» **What needs to be done**: The answer is one number: how many lines in the data below hold "touwen".

» **Data entries**:
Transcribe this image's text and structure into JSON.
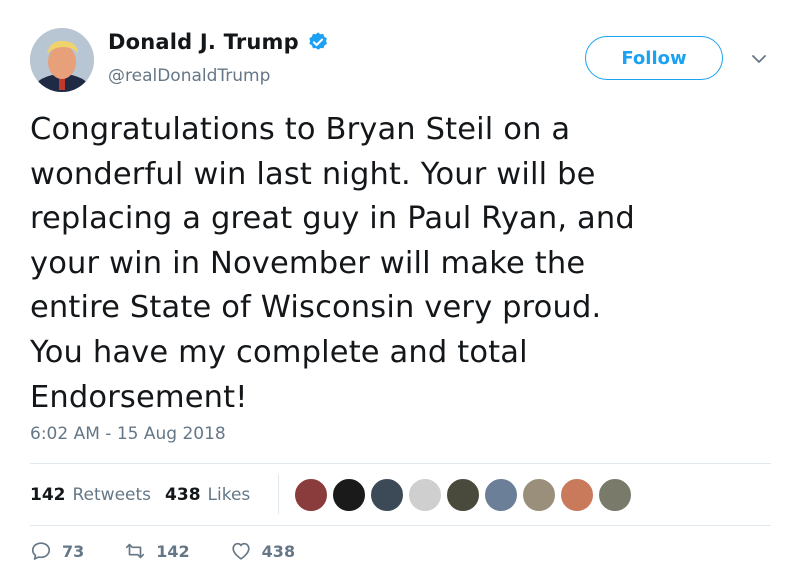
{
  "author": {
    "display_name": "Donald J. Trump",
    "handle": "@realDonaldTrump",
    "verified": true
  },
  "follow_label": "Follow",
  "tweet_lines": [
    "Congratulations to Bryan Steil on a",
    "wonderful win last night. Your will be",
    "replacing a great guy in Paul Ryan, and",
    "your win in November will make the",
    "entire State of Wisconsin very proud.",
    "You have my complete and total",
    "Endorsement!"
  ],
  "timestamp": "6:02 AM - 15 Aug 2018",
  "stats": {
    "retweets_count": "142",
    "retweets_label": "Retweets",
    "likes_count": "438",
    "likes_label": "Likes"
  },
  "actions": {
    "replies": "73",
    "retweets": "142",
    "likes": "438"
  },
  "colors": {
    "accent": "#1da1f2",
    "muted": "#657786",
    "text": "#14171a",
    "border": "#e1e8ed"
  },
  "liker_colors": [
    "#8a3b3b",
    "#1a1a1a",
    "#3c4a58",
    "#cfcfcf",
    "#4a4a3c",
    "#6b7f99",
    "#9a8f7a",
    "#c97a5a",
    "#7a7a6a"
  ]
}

--

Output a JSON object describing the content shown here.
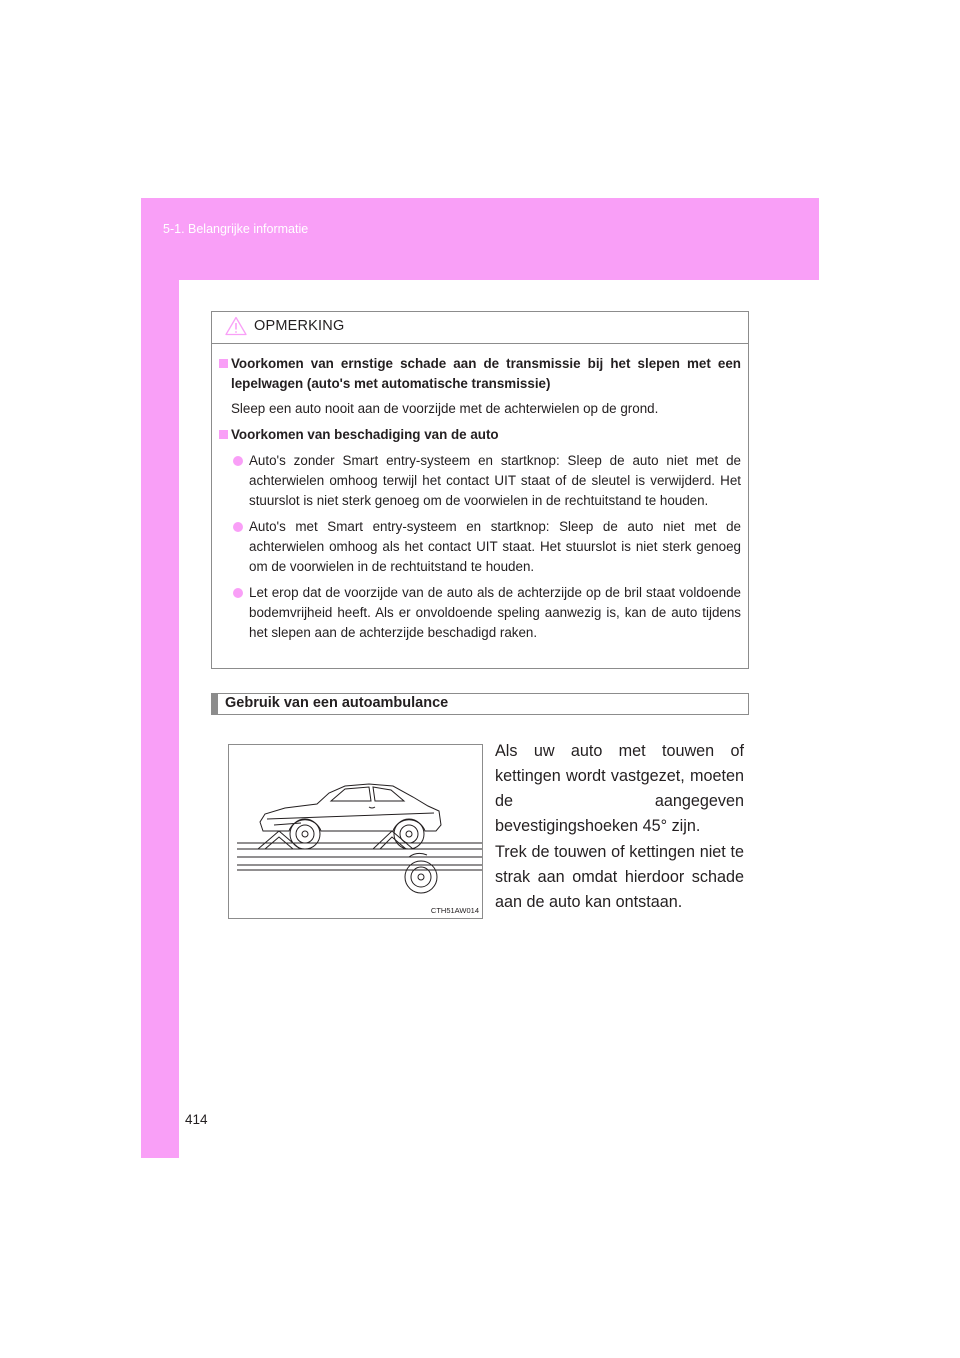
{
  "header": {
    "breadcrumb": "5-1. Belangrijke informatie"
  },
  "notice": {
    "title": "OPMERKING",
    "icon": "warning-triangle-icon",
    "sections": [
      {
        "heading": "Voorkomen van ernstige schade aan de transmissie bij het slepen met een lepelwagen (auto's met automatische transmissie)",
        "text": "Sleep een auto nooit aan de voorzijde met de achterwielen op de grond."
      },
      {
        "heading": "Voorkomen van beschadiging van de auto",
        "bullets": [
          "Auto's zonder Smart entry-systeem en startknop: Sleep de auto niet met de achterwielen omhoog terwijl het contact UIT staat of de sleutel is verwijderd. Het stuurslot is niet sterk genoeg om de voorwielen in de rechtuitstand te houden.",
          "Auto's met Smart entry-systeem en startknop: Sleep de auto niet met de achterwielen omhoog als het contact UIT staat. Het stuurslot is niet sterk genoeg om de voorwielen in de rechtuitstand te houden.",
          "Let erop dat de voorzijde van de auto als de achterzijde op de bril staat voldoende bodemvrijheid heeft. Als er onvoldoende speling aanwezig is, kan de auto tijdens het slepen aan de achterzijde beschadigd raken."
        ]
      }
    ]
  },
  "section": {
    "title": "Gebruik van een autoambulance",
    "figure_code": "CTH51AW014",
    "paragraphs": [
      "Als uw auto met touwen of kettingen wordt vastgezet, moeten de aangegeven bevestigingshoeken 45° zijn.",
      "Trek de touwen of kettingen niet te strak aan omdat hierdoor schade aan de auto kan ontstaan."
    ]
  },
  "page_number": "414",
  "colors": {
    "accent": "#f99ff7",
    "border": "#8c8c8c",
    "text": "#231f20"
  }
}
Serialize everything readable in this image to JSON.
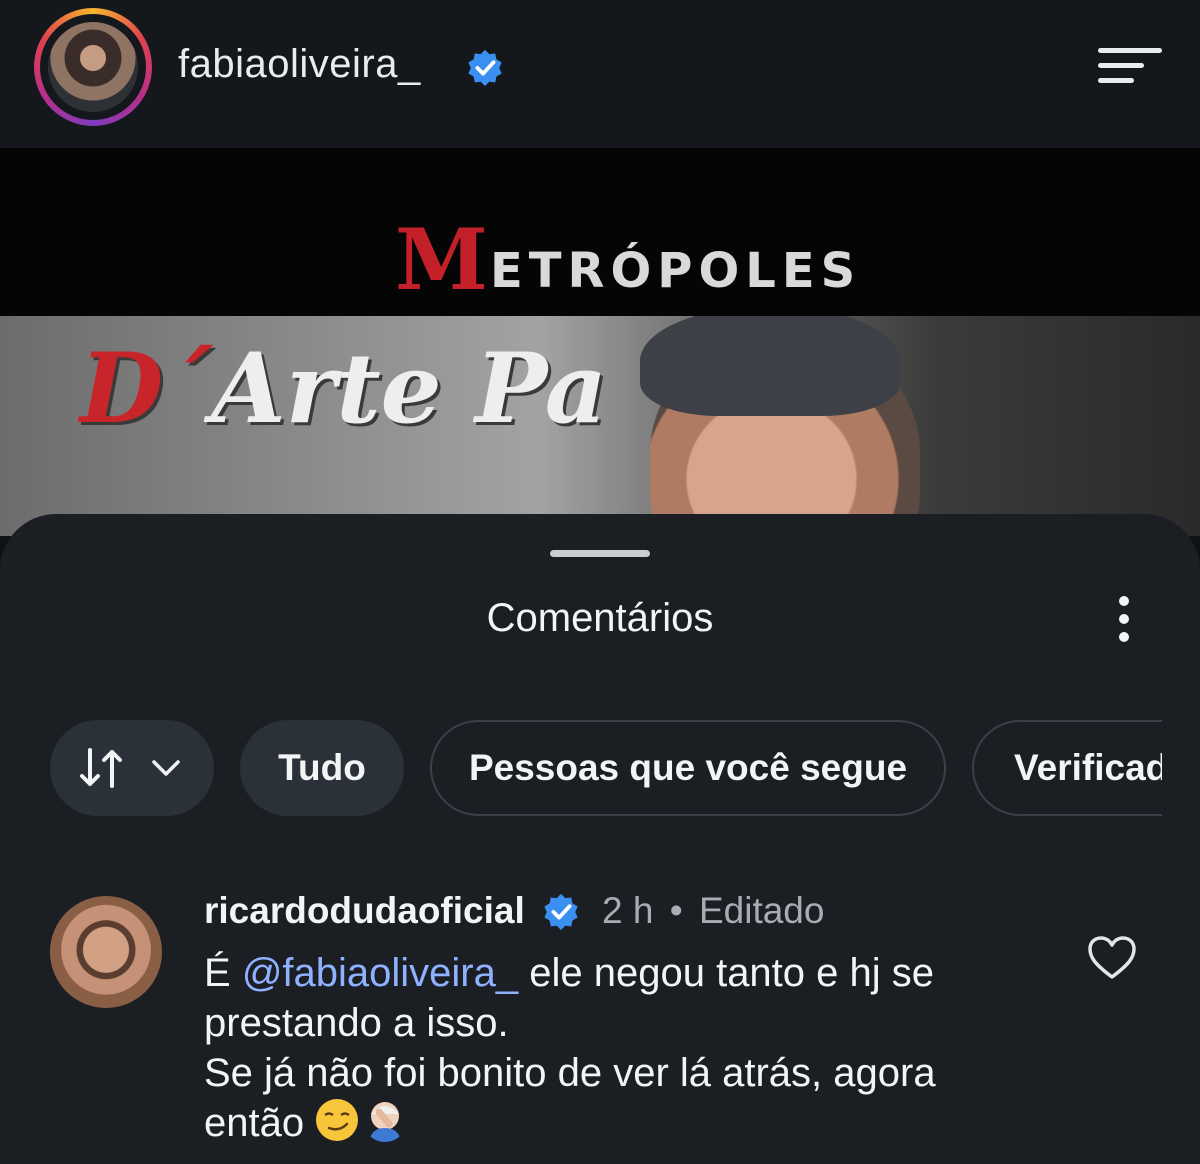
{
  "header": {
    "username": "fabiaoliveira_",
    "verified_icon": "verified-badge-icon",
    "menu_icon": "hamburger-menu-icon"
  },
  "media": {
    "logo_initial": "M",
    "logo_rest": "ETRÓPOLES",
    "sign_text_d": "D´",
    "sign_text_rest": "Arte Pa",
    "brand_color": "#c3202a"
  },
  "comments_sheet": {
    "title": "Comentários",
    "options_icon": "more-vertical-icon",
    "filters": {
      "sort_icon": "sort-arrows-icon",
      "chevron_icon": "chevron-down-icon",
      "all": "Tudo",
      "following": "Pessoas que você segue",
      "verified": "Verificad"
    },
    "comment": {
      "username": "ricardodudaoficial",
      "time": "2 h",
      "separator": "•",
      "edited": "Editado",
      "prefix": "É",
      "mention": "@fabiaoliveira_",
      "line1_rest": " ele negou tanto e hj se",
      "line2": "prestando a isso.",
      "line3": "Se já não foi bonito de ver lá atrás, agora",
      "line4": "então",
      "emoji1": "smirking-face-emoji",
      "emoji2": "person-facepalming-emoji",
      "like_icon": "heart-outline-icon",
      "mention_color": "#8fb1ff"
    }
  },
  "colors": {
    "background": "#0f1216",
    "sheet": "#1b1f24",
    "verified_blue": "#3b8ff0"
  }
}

» **Answer in full**: 2